Excerpts from a figure dataset

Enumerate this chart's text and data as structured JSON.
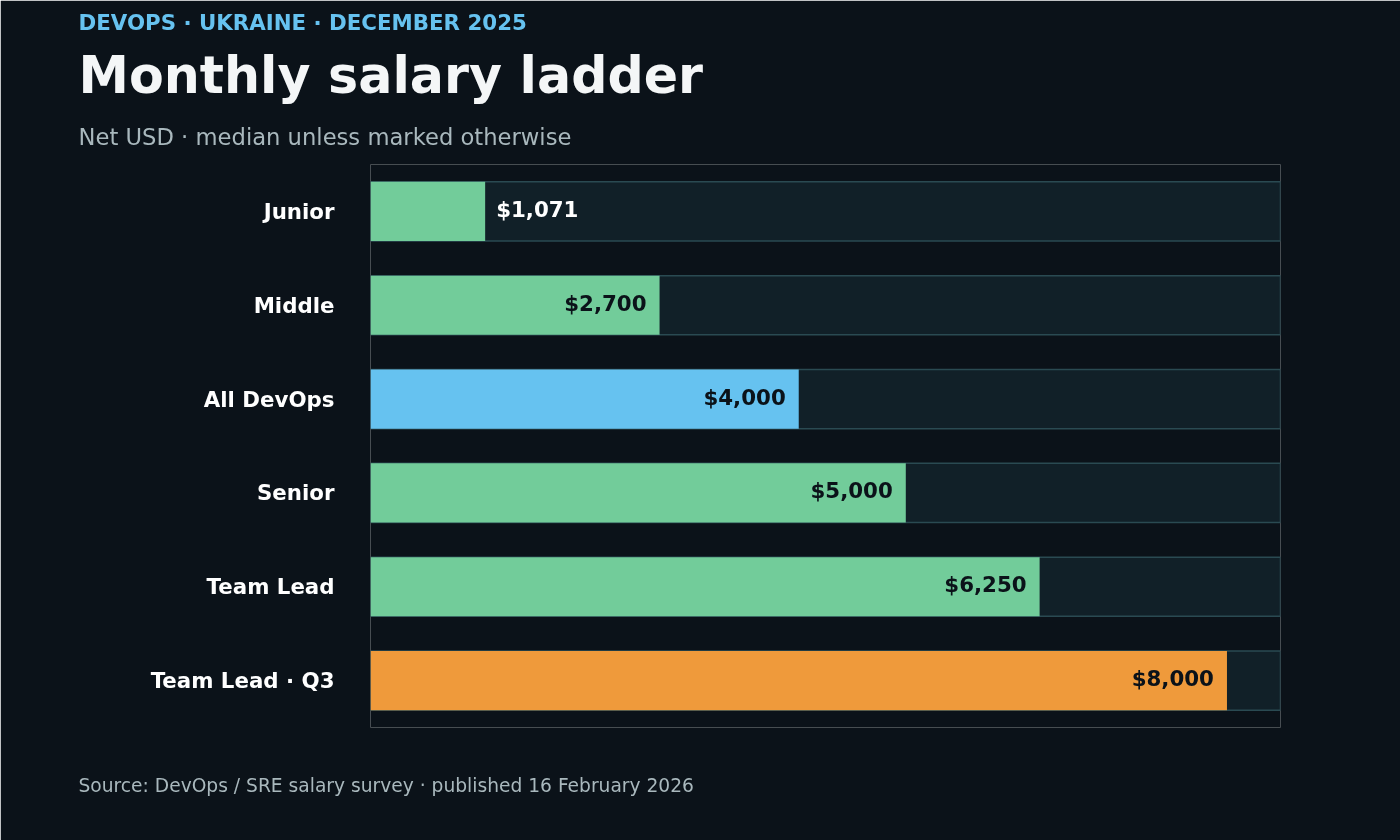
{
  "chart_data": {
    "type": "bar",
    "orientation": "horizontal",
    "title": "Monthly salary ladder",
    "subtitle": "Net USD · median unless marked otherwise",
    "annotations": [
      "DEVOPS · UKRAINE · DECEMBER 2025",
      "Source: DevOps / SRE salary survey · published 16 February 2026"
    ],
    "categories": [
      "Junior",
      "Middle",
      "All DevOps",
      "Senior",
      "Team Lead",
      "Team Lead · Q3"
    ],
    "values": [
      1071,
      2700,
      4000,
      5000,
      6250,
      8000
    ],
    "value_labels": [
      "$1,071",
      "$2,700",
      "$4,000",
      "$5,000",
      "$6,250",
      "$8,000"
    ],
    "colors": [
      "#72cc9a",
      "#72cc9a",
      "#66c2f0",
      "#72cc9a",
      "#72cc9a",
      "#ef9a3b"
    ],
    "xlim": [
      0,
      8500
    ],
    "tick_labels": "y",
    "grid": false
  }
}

◆ **Exercise requirements**:
Leave the pictures out and print the records above exactly as they stand.

◆ **Exercise output**:
Enumerate this chart's text and data as structured JSON.
{
  "chart_data": {
    "type": "bar",
    "orientation": "horizontal",
    "title": "Monthly salary ladder",
    "subtitle": "Net USD · median unless marked otherwise",
    "annotations": [
      "DEVOPS · UKRAINE · DECEMBER 2025",
      "Source: DevOps / SRE salary survey · published 16 February 2026"
    ],
    "categories": [
      "Junior",
      "Middle",
      "All DevOps",
      "Senior",
      "Team Lead",
      "Team Lead · Q3"
    ],
    "values": [
      1071,
      2700,
      4000,
      5000,
      6250,
      8000
    ],
    "value_labels": [
      "$1,071",
      "$2,700",
      "$4,000",
      "$5,000",
      "$6,250",
      "$8,000"
    ],
    "colors": [
      "#72cc9a",
      "#72cc9a",
      "#66c2f0",
      "#72cc9a",
      "#72cc9a",
      "#ef9a3b"
    ],
    "xlim": [
      0,
      8500
    ],
    "tick_labels": "y",
    "grid": false
  }
}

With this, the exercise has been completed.